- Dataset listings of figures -

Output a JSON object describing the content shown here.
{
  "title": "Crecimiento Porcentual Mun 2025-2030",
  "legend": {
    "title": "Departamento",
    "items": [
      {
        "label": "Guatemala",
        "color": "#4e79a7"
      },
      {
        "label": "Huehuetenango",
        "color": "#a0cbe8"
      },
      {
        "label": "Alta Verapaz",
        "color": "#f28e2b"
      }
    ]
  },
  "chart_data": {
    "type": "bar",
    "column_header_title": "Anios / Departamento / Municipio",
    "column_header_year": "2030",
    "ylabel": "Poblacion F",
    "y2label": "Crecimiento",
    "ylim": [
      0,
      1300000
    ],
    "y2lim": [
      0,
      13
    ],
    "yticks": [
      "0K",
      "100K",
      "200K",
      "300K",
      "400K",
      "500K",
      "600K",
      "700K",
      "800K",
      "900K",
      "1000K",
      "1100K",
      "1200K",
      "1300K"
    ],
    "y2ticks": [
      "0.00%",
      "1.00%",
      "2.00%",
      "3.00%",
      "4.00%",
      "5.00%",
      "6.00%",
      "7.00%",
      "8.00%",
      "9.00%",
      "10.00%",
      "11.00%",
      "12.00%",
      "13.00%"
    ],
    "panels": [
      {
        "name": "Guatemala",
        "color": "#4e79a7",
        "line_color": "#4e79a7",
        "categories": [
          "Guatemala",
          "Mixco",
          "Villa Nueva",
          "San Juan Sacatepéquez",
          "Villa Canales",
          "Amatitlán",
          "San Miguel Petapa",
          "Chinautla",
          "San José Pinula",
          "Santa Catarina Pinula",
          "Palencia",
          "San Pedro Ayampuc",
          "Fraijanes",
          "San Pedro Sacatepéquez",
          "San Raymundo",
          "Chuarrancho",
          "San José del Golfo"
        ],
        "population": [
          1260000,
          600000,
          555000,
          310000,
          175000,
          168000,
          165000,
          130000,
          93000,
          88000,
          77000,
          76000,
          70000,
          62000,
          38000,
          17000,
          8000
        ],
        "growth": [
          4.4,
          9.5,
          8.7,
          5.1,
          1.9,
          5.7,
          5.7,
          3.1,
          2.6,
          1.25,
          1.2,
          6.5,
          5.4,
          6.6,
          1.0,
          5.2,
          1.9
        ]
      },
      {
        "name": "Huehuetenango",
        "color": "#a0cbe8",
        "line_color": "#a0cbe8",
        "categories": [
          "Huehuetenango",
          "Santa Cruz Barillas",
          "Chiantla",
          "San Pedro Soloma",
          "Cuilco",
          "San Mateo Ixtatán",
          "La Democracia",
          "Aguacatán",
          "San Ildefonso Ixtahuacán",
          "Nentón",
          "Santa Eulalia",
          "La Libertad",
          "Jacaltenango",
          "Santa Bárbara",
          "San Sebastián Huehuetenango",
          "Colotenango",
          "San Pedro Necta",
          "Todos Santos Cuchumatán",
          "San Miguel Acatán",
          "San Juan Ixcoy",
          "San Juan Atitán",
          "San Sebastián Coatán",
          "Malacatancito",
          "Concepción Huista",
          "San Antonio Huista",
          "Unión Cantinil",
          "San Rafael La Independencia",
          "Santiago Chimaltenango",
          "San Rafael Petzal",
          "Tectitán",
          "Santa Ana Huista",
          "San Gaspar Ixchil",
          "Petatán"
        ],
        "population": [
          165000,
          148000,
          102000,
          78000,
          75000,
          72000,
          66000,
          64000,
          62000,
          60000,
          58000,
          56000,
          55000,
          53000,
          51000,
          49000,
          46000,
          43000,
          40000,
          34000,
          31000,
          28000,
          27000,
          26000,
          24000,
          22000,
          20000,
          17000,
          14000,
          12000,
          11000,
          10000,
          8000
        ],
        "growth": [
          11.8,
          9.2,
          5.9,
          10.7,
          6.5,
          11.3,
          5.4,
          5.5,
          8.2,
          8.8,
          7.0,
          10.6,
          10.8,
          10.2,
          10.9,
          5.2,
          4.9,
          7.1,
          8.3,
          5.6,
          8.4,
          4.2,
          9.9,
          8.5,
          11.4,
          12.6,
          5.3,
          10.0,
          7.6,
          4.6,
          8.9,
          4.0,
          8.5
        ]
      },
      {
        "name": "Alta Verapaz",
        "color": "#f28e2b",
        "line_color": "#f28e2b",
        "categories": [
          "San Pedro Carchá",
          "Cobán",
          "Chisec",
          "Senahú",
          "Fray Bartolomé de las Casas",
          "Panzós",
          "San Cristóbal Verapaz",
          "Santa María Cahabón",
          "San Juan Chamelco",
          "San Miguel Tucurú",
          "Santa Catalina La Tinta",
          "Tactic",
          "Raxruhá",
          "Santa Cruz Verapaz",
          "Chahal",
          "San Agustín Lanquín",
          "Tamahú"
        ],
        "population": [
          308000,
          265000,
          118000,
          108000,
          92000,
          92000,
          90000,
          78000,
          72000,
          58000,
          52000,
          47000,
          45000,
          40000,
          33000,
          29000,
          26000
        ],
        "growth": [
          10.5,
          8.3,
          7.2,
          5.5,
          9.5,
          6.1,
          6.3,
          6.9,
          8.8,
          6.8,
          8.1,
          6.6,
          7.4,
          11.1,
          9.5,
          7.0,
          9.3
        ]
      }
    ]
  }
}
--
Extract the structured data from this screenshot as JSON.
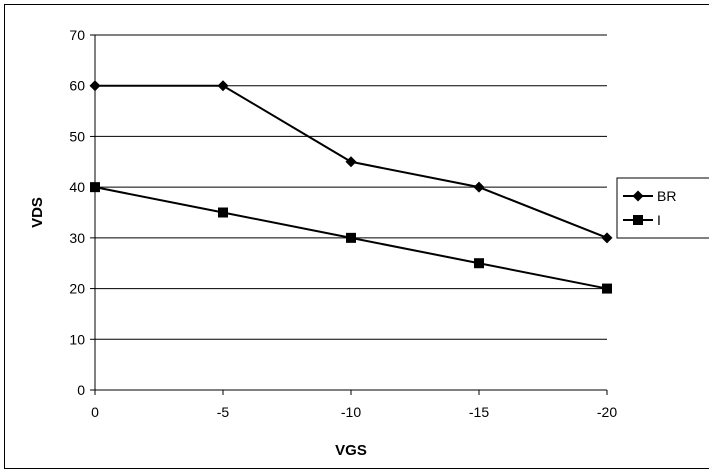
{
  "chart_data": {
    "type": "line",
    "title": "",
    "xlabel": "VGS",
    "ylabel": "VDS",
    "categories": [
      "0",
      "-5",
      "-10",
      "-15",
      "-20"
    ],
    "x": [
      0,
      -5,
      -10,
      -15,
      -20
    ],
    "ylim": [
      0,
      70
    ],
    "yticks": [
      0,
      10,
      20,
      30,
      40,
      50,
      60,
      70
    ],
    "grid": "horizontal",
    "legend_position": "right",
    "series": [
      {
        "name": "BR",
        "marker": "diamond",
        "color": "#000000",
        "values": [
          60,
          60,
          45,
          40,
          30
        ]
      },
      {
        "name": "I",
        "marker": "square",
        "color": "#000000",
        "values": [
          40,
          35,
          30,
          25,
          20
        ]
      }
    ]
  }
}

- What you are asked to do -
Go through the preceding material and copy each line that has the word "Pedro".

- Correct output -
          "San Pedro Ayampuc",
          "San Pedro Sacatepéquez",
          "San Pedro Soloma",
          "San Pedro Necta",
          "San Pedro Carchá",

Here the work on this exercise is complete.